The input
-----

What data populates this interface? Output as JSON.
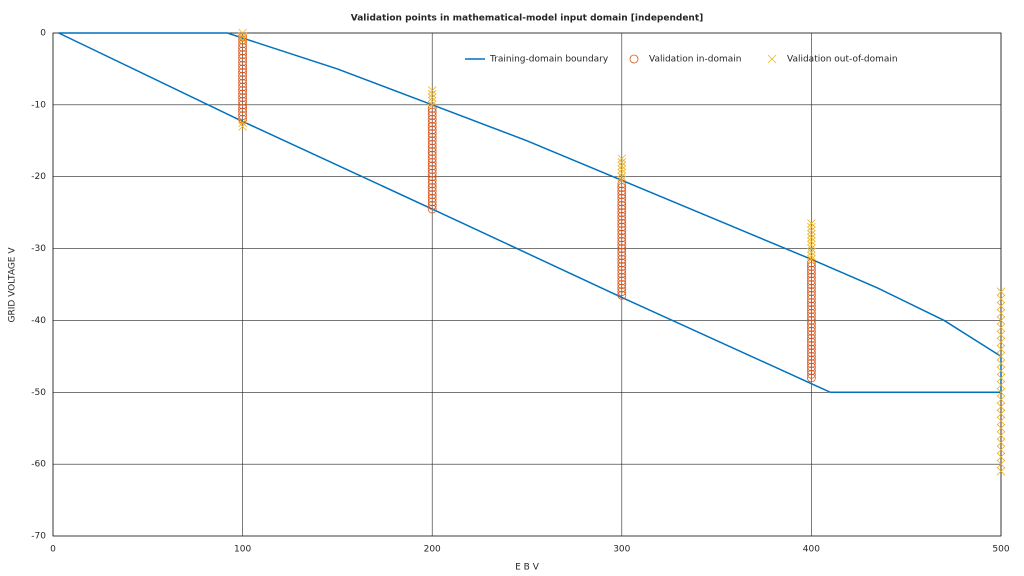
{
  "chart_data": {
    "type": "scatter",
    "title": "Validation points in mathematical-model input domain [independent]",
    "x_label": "E B V",
    "y_label": "GRID VOLTAGE V",
    "xlim": [
      0,
      500
    ],
    "ylim": [
      -70,
      0
    ],
    "xticks": [
      0,
      100,
      200,
      300,
      400,
      500
    ],
    "yticks": [
      0,
      -10,
      -20,
      -30,
      -40,
      -50,
      -60,
      -70
    ],
    "grid": true,
    "legend": "top",
    "series": [
      {
        "name": "Training-domain boundary",
        "type": "line",
        "color": "#0072bd",
        "x": [
          3,
          92,
          100,
          150,
          200,
          250,
          300,
          350,
          400,
          435,
          470,
          500,
          500,
          410,
          400,
          300,
          200,
          100,
          3
        ],
        "y": [
          0,
          0,
          -0.7,
          -5,
          -10,
          -15,
          -20.5,
          -26,
          -31.5,
          -35.5,
          -40,
          -45,
          -50,
          -50,
          -48.8,
          -36.8,
          -24.5,
          -12.3,
          0
        ]
      },
      {
        "name": "Validation in-domain",
        "type": "scatter",
        "marker": "circle",
        "color": "#d95319",
        "x": [
          100,
          100,
          100,
          100,
          100,
          100,
          100,
          100,
          100,
          100,
          100,
          100,
          100,
          100,
          100,
          100,
          100,
          100,
          100,
          100,
          100,
          100,
          100,
          100,
          200,
          200,
          200,
          200,
          200,
          200,
          200,
          200,
          200,
          200,
          200,
          200,
          200,
          200,
          200,
          200,
          200,
          200,
          200,
          200,
          200,
          200,
          200,
          200,
          200,
          200,
          200,
          200,
          200,
          300,
          300,
          300,
          300,
          300,
          300,
          300,
          300,
          300,
          300,
          300,
          300,
          300,
          300,
          300,
          300,
          300,
          300,
          300,
          300,
          300,
          300,
          300,
          300,
          300,
          300,
          300,
          300,
          300,
          300,
          300,
          300,
          400,
          400,
          400,
          400,
          400,
          400,
          400,
          400,
          400,
          400,
          400,
          400,
          400,
          400,
          400,
          400,
          400,
          400,
          400,
          400,
          400,
          400,
          400,
          400,
          400,
          400,
          400,
          400,
          400,
          400,
          400,
          400,
          400
        ],
        "y": [
          -0.5,
          -1,
          -1.5,
          -2,
          -2.5,
          -3,
          -3.5,
          -4,
          -4.5,
          -5,
          -5.5,
          -6,
          -6.5,
          -7,
          -7.5,
          -8,
          -8.5,
          -9,
          -9.5,
          -10,
          -10.5,
          -11,
          -11.5,
          -12,
          -10.5,
          -11,
          -11.5,
          -12,
          -12.5,
          -13,
          -13.5,
          -14,
          -14.5,
          -15,
          -15.5,
          -16,
          -16.5,
          -17,
          -17.5,
          -18,
          -18.5,
          -19,
          -19.5,
          -20,
          -20.5,
          -21,
          -21.5,
          -22,
          -22.5,
          -23,
          -23.5,
          -24,
          -24.5,
          -21,
          -21.5,
          -22,
          -22.5,
          -23,
          -23.5,
          -24,
          -24.5,
          -25,
          -25.5,
          -26,
          -26.5,
          -27,
          -27.5,
          -28,
          -28.5,
          -29,
          -29.5,
          -30,
          -30.5,
          -31,
          -31.5,
          -32,
          -32.5,
          -33,
          -33.5,
          -34,
          -34.5,
          -35,
          -35.5,
          -36,
          -36.5,
          -32,
          -32.5,
          -33,
          -33.5,
          -34,
          -34.5,
          -35,
          -35.5,
          -36,
          -36.5,
          -37,
          -37.5,
          -38,
          -38.5,
          -39,
          -39.5,
          -40,
          -40.5,
          -41,
          -41.5,
          -42,
          -42.5,
          -43,
          -43.5,
          -44,
          -44.5,
          -45,
          -45.5,
          -46,
          -46.5,
          -47,
          -47.5,
          -48
        ]
      },
      {
        "name": "Validation out-of-domain",
        "type": "scatter",
        "marker": "x",
        "color": "#edb120",
        "x": [
          100,
          100,
          100,
          100,
          100,
          200,
          200,
          200,
          200,
          200,
          300,
          300,
          300,
          300,
          300,
          300,
          300,
          400,
          400,
          400,
          400,
          400,
          400,
          400,
          400,
          400,
          400,
          400,
          500,
          500,
          500,
          500,
          500,
          500,
          500,
          500,
          500,
          500,
          500,
          500,
          500,
          500,
          500,
          500,
          500,
          500,
          500,
          500,
          500,
          500,
          500,
          500,
          500,
          500
        ],
        "y": [
          0,
          -0.5,
          -1,
          -12.5,
          -13,
          -8,
          -8.5,
          -9,
          -9.5,
          -10,
          -17.5,
          -18,
          -18.5,
          -19,
          -19.5,
          -20,
          -20.5,
          -26.5,
          -27,
          -27.5,
          -28,
          -28.5,
          -29,
          -29.5,
          -30,
          -30.5,
          -31,
          -31.5,
          -36,
          -37,
          -38,
          -39,
          -40,
          -41,
          -42,
          -43,
          -44,
          -45,
          -46,
          -47,
          -48,
          -49,
          -50,
          -51,
          -52,
          -53,
          -54,
          -55,
          -56,
          -57,
          -58,
          -59,
          -60,
          -61
        ]
      }
    ]
  }
}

-----

Repeat every record precisely. Any picture among them stays out of the copy.

Result of this task
What data populates this interface? Output as JSON.
{
  "chart_data": {
    "type": "scatter",
    "title": "Validation points in mathematical-model input domain [independent]",
    "x_label": "E B V",
    "y_label": "GRID VOLTAGE V",
    "xlim": [
      0,
      500
    ],
    "ylim": [
      -70,
      0
    ],
    "xticks": [
      0,
      100,
      200,
      300,
      400,
      500
    ],
    "yticks": [
      0,
      -10,
      -20,
      -30,
      -40,
      -50,
      -60,
      -70
    ],
    "grid": true,
    "legend": "top",
    "series": [
      {
        "name": "Training-domain boundary",
        "type": "line",
        "color": "#0072bd",
        "x": [
          3,
          92,
          100,
          150,
          200,
          250,
          300,
          350,
          400,
          435,
          470,
          500,
          500,
          410,
          400,
          300,
          200,
          100,
          3
        ],
        "y": [
          0,
          0,
          -0.7,
          -5,
          -10,
          -15,
          -20.5,
          -26,
          -31.5,
          -35.5,
          -40,
          -45,
          -50,
          -50,
          -48.8,
          -36.8,
          -24.5,
          -12.3,
          0
        ]
      },
      {
        "name": "Validation in-domain",
        "type": "scatter",
        "marker": "circle",
        "color": "#d95319",
        "x": [
          100,
          100,
          100,
          100,
          100,
          100,
          100,
          100,
          100,
          100,
          100,
          100,
          100,
          100,
          100,
          100,
          100,
          100,
          100,
          100,
          100,
          100,
          100,
          100,
          200,
          200,
          200,
          200,
          200,
          200,
          200,
          200,
          200,
          200,
          200,
          200,
          200,
          200,
          200,
          200,
          200,
          200,
          200,
          200,
          200,
          200,
          200,
          200,
          200,
          200,
          200,
          200,
          200,
          300,
          300,
          300,
          300,
          300,
          300,
          300,
          300,
          300,
          300,
          300,
          300,
          300,
          300,
          300,
          300,
          300,
          300,
          300,
          300,
          300,
          300,
          300,
          300,
          300,
          300,
          300,
          300,
          300,
          300,
          300,
          300,
          400,
          400,
          400,
          400,
          400,
          400,
          400,
          400,
          400,
          400,
          400,
          400,
          400,
          400,
          400,
          400,
          400,
          400,
          400,
          400,
          400,
          400,
          400,
          400,
          400,
          400,
          400,
          400,
          400,
          400,
          400,
          400,
          400
        ],
        "y": [
          -0.5,
          -1,
          -1.5,
          -2,
          -2.5,
          -3,
          -3.5,
          -4,
          -4.5,
          -5,
          -5.5,
          -6,
          -6.5,
          -7,
          -7.5,
          -8,
          -8.5,
          -9,
          -9.5,
          -10,
          -10.5,
          -11,
          -11.5,
          -12,
          -10.5,
          -11,
          -11.5,
          -12,
          -12.5,
          -13,
          -13.5,
          -14,
          -14.5,
          -15,
          -15.5,
          -16,
          -16.5,
          -17,
          -17.5,
          -18,
          -18.5,
          -19,
          -19.5,
          -20,
          -20.5,
          -21,
          -21.5,
          -22,
          -22.5,
          -23,
          -23.5,
          -24,
          -24.5,
          -21,
          -21.5,
          -22,
          -22.5,
          -23,
          -23.5,
          -24,
          -24.5,
          -25,
          -25.5,
          -26,
          -26.5,
          -27,
          -27.5,
          -28,
          -28.5,
          -29,
          -29.5,
          -30,
          -30.5,
          -31,
          -31.5,
          -32,
          -32.5,
          -33,
          -33.5,
          -34,
          -34.5,
          -35,
          -35.5,
          -36,
          -36.5,
          -32,
          -32.5,
          -33,
          -33.5,
          -34,
          -34.5,
          -35,
          -35.5,
          -36,
          -36.5,
          -37,
          -37.5,
          -38,
          -38.5,
          -39,
          -39.5,
          -40,
          -40.5,
          -41,
          -41.5,
          -42,
          -42.5,
          -43,
          -43.5,
          -44,
          -44.5,
          -45,
          -45.5,
          -46,
          -46.5,
          -47,
          -47.5,
          -48
        ]
      },
      {
        "name": "Validation out-of-domain",
        "type": "scatter",
        "marker": "x",
        "color": "#edb120",
        "x": [
          100,
          100,
          100,
          100,
          100,
          200,
          200,
          200,
          200,
          200,
          300,
          300,
          300,
          300,
          300,
          300,
          300,
          400,
          400,
          400,
          400,
          400,
          400,
          400,
          400,
          400,
          400,
          400,
          500,
          500,
          500,
          500,
          500,
          500,
          500,
          500,
          500,
          500,
          500,
          500,
          500,
          500,
          500,
          500,
          500,
          500,
          500,
          500,
          500,
          500,
          500,
          500,
          500,
          500
        ],
        "y": [
          0,
          -0.5,
          -1,
          -12.5,
          -13,
          -8,
          -8.5,
          -9,
          -9.5,
          -10,
          -17.5,
          -18,
          -18.5,
          -19,
          -19.5,
          -20,
          -20.5,
          -26.5,
          -27,
          -27.5,
          -28,
          -28.5,
          -29,
          -29.5,
          -30,
          -30.5,
          -31,
          -31.5,
          -36,
          -37,
          -38,
          -39,
          -40,
          -41,
          -42,
          -43,
          -44,
          -45,
          -46,
          -47,
          -48,
          -49,
          -50,
          -51,
          -52,
          -53,
          -54,
          -55,
          -56,
          -57,
          -58,
          -59,
          -60,
          -61
        ]
      }
    ]
  }
}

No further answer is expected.